-- Start GIVEN DATA --
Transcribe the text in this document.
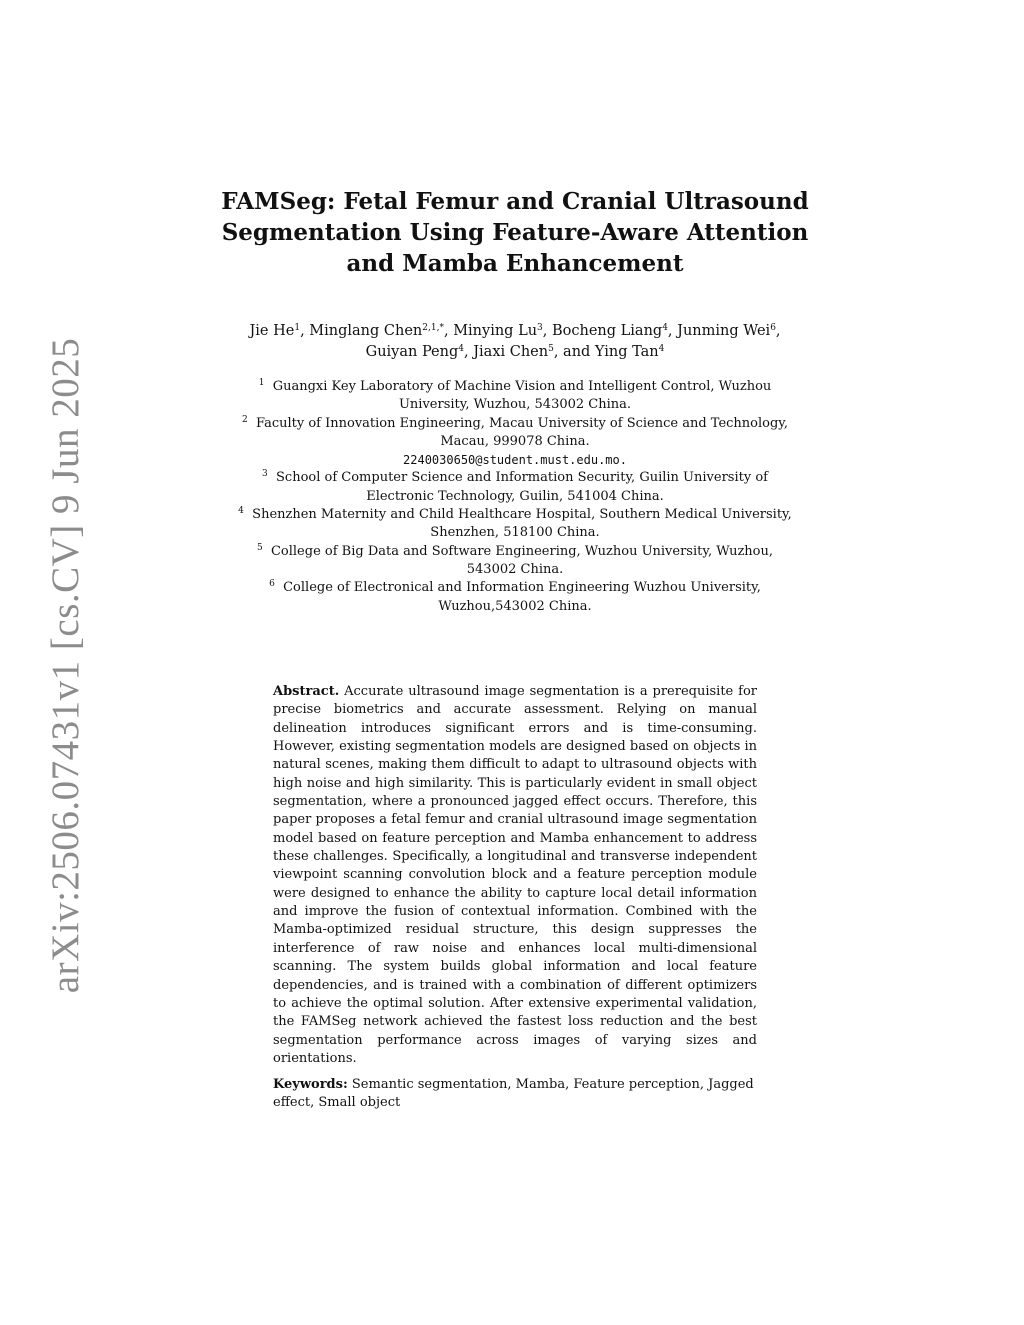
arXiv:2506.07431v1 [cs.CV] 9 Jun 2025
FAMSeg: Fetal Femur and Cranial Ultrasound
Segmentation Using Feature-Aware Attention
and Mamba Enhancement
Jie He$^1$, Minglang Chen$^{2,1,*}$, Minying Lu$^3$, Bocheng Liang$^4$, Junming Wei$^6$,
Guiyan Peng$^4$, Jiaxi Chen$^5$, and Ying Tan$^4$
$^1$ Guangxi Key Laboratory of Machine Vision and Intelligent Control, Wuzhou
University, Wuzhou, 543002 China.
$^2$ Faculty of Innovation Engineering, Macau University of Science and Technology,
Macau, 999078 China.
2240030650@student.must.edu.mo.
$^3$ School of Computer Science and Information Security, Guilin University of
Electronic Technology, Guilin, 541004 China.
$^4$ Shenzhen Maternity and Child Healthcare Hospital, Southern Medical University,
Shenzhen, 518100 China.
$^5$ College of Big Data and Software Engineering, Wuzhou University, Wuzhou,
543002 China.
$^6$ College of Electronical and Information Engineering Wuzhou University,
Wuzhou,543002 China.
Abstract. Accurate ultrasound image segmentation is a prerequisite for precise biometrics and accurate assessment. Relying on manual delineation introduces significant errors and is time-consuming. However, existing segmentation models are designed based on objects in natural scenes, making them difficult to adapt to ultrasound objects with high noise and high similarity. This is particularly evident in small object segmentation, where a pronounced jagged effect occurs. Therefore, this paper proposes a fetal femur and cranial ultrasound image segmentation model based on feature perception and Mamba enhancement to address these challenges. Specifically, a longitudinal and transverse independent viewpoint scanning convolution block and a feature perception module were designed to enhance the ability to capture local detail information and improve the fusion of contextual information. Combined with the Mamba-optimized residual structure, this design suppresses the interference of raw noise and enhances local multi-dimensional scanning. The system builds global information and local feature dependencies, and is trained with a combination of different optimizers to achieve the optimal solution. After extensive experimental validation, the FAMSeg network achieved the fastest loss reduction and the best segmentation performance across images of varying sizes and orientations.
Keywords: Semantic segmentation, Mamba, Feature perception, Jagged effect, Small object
-- End GIVEN DATA --
-- Start GIVEN DATA --
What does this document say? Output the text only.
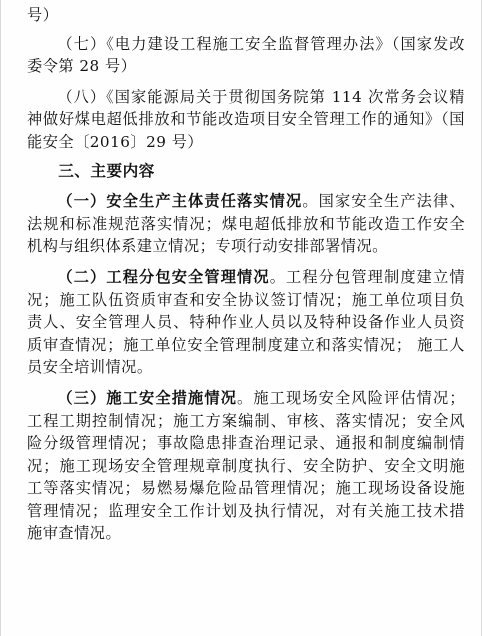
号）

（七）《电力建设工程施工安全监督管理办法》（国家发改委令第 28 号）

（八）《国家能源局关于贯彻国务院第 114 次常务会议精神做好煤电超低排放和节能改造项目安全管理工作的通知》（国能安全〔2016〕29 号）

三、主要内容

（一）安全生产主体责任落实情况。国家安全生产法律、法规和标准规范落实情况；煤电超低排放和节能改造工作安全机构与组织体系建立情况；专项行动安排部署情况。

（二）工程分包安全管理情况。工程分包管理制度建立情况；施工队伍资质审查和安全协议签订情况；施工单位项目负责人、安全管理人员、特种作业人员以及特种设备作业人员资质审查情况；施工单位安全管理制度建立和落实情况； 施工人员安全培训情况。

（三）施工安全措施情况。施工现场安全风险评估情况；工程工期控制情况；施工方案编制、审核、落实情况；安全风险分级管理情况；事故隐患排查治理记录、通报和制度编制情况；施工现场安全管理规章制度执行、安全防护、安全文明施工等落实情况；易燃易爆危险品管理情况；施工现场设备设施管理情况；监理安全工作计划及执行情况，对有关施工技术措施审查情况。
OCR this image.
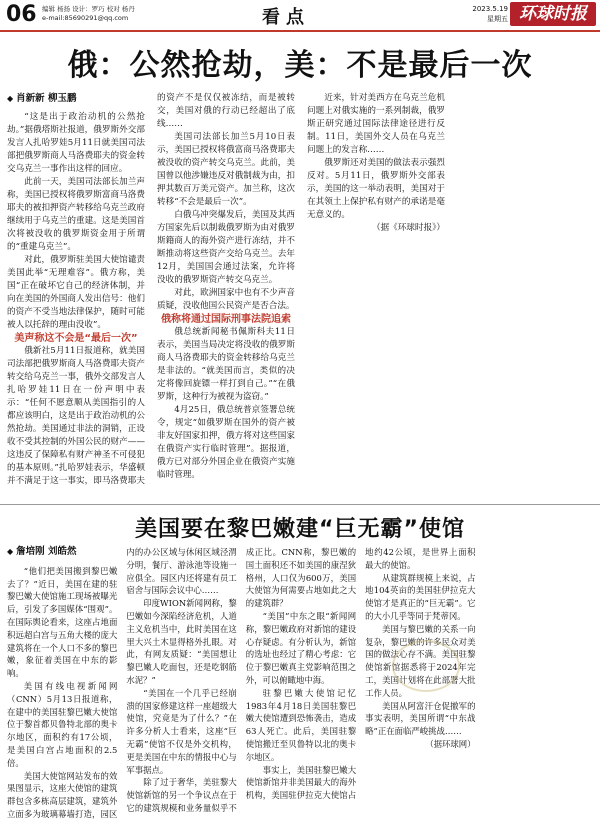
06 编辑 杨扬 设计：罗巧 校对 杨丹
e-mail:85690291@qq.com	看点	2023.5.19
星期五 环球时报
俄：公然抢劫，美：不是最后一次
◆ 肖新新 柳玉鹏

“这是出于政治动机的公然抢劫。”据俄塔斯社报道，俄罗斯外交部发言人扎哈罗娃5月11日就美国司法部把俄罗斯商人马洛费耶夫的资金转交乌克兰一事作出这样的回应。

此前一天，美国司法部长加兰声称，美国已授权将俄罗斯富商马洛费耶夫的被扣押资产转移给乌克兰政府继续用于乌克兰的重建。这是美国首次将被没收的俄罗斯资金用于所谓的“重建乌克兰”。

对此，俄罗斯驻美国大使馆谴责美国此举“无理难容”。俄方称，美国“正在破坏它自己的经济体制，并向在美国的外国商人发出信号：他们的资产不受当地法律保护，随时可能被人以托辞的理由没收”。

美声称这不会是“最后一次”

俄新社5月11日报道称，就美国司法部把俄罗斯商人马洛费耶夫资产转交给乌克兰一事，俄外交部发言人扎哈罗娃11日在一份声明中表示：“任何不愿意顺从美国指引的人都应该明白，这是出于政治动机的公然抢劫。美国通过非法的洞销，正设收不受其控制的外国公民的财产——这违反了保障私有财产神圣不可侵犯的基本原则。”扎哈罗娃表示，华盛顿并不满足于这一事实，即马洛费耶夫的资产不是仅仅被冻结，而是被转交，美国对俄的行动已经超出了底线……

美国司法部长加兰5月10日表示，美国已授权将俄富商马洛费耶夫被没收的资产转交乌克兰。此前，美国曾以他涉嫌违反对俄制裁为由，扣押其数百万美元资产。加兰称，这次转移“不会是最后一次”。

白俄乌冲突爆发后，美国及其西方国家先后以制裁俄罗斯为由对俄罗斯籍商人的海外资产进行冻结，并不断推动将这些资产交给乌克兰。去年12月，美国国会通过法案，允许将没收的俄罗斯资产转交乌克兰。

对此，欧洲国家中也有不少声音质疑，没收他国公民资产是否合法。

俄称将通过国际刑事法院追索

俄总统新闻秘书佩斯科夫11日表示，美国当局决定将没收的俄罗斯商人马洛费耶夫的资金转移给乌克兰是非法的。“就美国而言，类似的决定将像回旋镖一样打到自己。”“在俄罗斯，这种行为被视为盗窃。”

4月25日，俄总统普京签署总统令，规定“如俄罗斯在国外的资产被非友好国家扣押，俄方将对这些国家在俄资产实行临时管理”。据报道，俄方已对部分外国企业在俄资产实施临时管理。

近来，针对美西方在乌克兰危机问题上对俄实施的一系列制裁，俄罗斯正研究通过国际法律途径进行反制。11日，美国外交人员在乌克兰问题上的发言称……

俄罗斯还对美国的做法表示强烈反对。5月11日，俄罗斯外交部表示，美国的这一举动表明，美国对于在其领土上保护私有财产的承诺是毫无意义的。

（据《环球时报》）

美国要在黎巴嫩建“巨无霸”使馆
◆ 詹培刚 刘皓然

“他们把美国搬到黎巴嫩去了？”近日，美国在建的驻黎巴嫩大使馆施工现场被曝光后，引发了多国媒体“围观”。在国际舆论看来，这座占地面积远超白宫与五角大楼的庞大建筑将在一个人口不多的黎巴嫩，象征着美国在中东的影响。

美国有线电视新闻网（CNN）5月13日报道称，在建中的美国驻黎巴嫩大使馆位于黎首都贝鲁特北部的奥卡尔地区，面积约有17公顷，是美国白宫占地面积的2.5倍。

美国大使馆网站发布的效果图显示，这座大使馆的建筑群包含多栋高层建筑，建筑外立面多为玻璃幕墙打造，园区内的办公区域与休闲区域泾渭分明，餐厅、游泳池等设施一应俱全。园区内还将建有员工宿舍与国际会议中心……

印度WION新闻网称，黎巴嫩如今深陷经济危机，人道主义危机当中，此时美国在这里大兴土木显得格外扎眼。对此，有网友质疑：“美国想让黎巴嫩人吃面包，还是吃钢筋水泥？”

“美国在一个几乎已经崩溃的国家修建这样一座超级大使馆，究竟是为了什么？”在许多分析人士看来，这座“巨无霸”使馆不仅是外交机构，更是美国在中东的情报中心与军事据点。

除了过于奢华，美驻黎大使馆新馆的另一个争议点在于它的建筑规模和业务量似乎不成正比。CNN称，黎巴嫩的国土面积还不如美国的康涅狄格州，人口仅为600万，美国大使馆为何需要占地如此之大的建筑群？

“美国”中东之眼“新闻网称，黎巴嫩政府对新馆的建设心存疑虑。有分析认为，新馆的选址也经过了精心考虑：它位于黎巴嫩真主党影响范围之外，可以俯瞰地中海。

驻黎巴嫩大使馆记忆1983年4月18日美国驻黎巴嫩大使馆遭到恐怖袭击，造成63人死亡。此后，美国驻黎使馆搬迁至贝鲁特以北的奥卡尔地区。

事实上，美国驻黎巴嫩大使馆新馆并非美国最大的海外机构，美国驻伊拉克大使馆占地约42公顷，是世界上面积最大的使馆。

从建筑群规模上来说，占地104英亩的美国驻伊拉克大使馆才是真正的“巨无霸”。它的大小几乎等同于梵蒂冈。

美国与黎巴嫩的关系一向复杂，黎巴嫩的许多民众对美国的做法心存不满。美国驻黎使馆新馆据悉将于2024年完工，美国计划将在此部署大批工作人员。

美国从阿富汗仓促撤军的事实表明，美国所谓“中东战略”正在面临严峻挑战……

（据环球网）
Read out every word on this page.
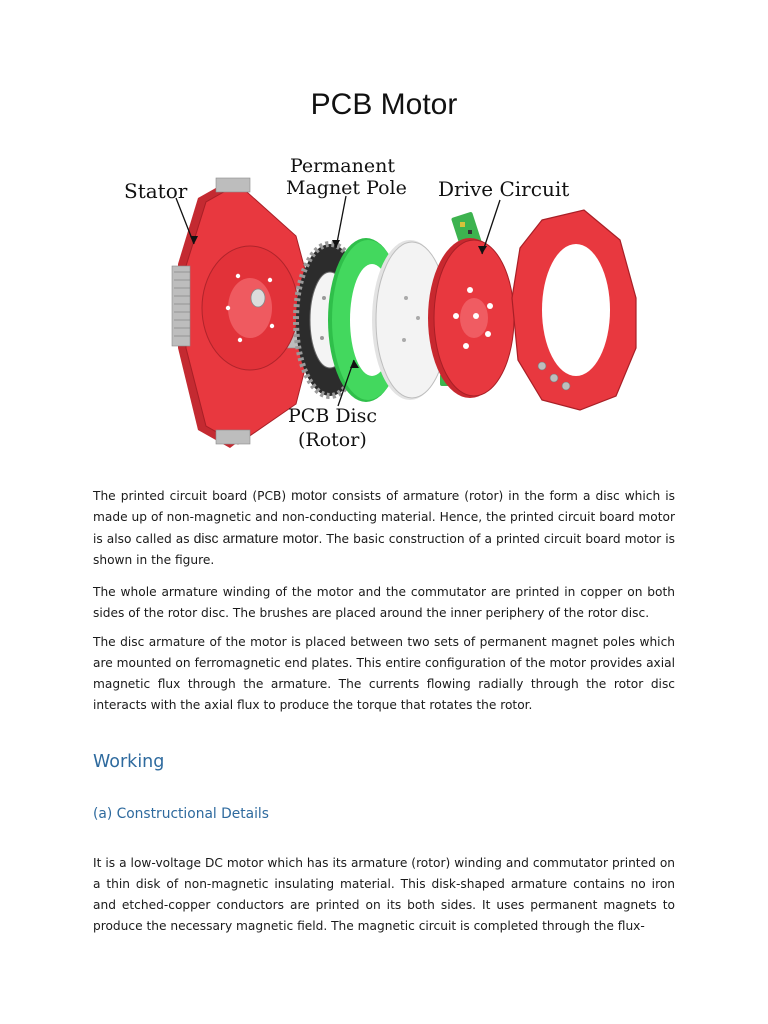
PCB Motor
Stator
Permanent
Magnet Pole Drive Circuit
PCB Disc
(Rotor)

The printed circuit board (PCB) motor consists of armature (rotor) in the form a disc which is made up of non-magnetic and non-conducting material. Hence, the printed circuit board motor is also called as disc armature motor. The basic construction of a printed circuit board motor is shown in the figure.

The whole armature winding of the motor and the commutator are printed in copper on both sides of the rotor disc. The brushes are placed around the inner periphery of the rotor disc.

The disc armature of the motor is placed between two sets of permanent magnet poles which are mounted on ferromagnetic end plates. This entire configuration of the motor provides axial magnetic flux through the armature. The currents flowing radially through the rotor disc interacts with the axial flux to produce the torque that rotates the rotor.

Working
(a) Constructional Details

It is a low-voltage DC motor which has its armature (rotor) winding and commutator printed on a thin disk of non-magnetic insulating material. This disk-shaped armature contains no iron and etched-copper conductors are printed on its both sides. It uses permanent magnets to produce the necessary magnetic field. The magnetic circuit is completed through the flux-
-- End GIVEN DATA --
-- Start GIVEN DATA --
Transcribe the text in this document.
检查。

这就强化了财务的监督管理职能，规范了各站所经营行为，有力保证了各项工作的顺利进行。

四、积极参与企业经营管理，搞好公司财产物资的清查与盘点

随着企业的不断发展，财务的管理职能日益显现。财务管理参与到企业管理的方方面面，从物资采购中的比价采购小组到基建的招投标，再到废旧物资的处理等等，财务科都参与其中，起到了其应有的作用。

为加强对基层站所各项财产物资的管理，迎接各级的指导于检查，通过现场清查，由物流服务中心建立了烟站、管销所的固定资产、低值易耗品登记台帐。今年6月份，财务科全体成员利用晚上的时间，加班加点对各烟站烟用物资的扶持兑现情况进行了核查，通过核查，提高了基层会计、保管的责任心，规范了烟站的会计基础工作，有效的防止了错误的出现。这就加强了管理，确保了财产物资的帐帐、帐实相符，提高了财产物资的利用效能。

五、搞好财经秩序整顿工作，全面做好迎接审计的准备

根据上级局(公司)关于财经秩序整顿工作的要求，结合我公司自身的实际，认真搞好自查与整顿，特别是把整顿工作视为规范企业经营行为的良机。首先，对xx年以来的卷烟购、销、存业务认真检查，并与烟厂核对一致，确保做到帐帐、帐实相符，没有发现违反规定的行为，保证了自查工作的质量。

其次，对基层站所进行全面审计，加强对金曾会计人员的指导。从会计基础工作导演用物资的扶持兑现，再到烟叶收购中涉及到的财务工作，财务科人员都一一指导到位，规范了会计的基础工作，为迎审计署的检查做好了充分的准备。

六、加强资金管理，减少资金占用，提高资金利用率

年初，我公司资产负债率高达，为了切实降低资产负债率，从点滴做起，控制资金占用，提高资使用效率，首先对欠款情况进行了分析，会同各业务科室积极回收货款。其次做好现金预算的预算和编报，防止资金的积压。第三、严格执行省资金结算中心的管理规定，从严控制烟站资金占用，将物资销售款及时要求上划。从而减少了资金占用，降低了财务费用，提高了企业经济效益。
-- End GIVEN DATA --
**WRITTEN INSTRUCTION**
Copy all lines from the material that include "flux".

**COMPLETE OUTPUT**
The disc armature of the motor is placed between two sets of permanent magnet poles which are mounted on ferromagnetic end plates. This entire configuration of the motor provides axial magnetic flux through the armature. The currents flowing radially through the rotor disc interacts with the axial flux to produce the torque that rotates the rotor.
It is a low-voltage DC motor which has its armature (rotor) winding and commutator printed on a thin disk of non-magnetic insulating material. This disk-shaped armature contains no iron and etched-copper conductors are printed on its both sides. It uses permanent magnets to produce the necessary magnetic field. The magnetic circuit is completed through the flux-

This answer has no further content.